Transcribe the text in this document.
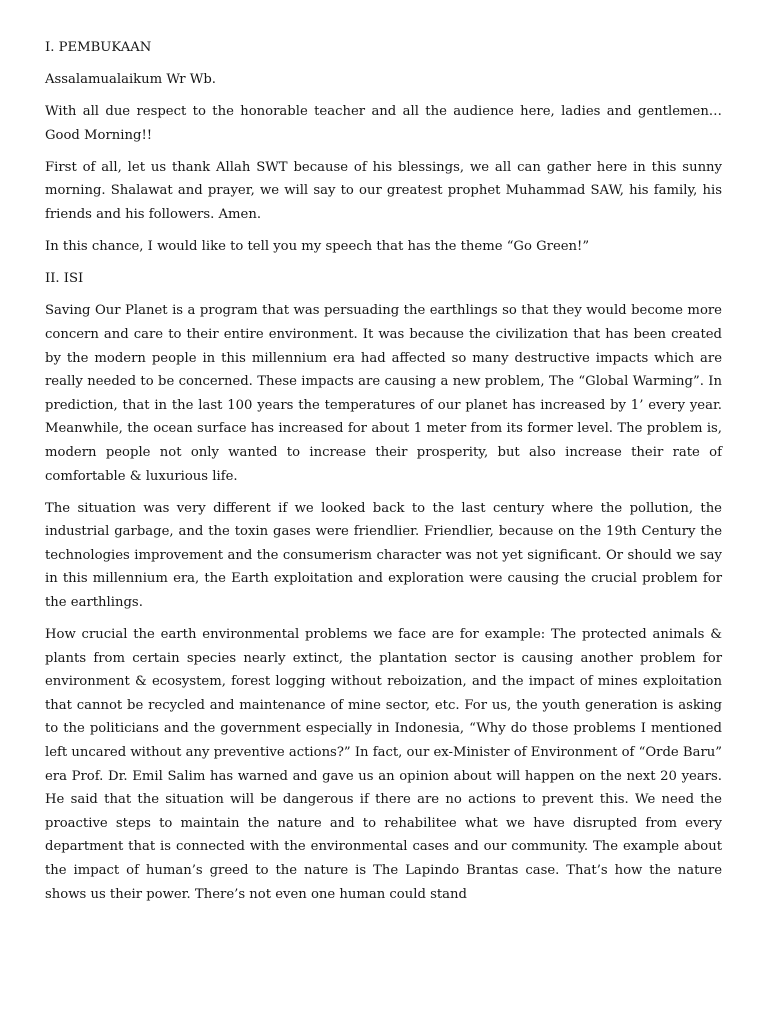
I. PEMBUKAAN

Assalamualaikum Wr Wb.

With all due respect to the honorable teacher and all the audience here, ladies and gentlemen… Good Morning!!

First of all, let us thank Allah SWT because of his blessings, we all can gather here in this sunny morning. Shalawat and prayer, we will say to our greatest prophet Muhammad SAW, his family, his friends and his followers. Amen.

In this chance, I would like to tell you my speech that has the theme “Go Green!”

II. ISI

Saving Our Planet is a program that was persuading the earthlings so that they would become more concern and care to their entire environment. It was because the civilization that has been created by the modern people in this millennium era had affected so many destructive impacts which are really needed to be concerned. These impacts are causing a new problem, The “Global Warming”. In prediction, that in the last 100 years the temperatures of our planet has increased by 1’ every year. Meanwhile, the ocean surface has increased for about 1 meter from its former level. The problem is, modern people not only wanted to increase their prosperity, but also increase their rate of comfortable & luxurious life.

The situation was very different if we looked back to the last century where the pollution, the industrial garbage, and the toxin gases were friendlier. Friendlier, because on the 19th Century the technologies improvement and the consumerism character was not yet significant. Or should we say in this millennium era, the Earth exploitation and exploration were causing the crucial problem for the earthlings.

How crucial the earth environmental problems we face are for example: The protected animals & plants from certain species nearly extinct, the plantation sector is causing another problem for environment & ecosystem, forest logging without reboization, and the impact of mines exploitation that cannot be recycled and maintenance of mine sector, etc. For us, the youth generation is asking to the politicians and the government especially in Indonesia, “Why do those problems I mentioned left uncared without any preventive actions?” In fact, our ex-Minister of Environment of “Orde Baru” era Prof. Dr. Emil Salim has warned and gave us an opinion about will happen on the next 20 years. He said that the situation will be dangerous if there are no actions to prevent this. We need the proactive steps to maintain the nature and to rehabilitee what we have disrupted from every department that is connected with the environmental cases and our community. The example about the impact of human’s greed to the nature is The Lapindo Brantas case. That’s how the nature shows us their power. There’s not even one human could stand
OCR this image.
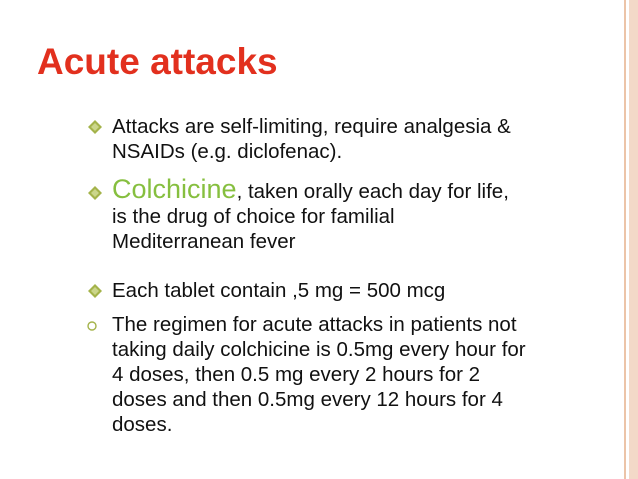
Acute attacks
Attacks are self-limiting, require analgesia &
NSAIDs (e.g. diclofenac).
Colchicine, taken orally each day for life,
is the drug of choice for familial
Mediterranean fever
Each tablet contain ,5 mg = 500 mcg
The regimen for acute attacks in patients not
taking daily colchicine is 0.5mg every hour for
4 doses, then 0.5 mg every 2 hours for 2
doses and then 0.5mg every 12 hours for 4
doses.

**EXERCISE:**
Every line above in which the word "then" occurs needs to be copied.

**SOLVED EXERCISE:**
4 doses, then 0.5 mg every 2 hours for 2
doses and then 0.5mg every 12 hours for 4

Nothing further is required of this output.